* Work order
Give the data again exactly as written, without any of its pictures.

[Data tied to figure images]
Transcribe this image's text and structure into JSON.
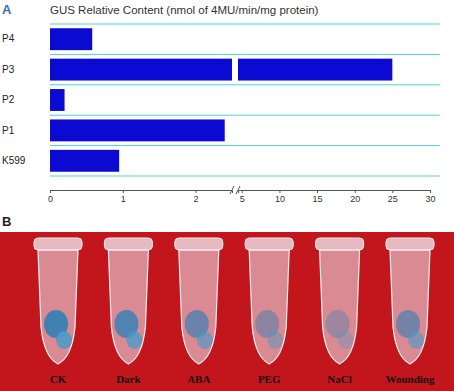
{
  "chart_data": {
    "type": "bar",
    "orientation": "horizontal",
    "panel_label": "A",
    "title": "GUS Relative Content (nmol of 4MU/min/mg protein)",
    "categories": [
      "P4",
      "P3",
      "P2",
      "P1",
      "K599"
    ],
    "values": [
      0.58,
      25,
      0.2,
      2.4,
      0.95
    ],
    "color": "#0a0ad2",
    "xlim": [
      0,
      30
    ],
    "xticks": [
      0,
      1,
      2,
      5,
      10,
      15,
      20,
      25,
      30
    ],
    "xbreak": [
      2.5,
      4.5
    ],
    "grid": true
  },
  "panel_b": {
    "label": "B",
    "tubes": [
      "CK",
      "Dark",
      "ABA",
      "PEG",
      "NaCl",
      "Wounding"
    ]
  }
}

* The answer
Transcribe this image's text and structure into JSON.
{
  "chart_data": {
    "type": "bar",
    "orientation": "horizontal",
    "panel_label": "A",
    "title": "GUS Relative Content (nmol of 4MU/min/mg protein)",
    "categories": [
      "P4",
      "P3",
      "P2",
      "P1",
      "K599"
    ],
    "values": [
      0.58,
      25,
      0.2,
      2.4,
      0.95
    ],
    "color": "#0a0ad2",
    "xlim": [
      0,
      30
    ],
    "xticks": [
      0,
      1,
      2,
      5,
      10,
      15,
      20,
      25,
      30
    ],
    "xbreak": [
      2.5,
      4.5
    ],
    "grid": true
  },
  "panel_b": {
    "label": "B",
    "tubes": [
      "CK",
      "Dark",
      "ABA",
      "PEG",
      "NaCl",
      "Wounding"
    ]
  }
}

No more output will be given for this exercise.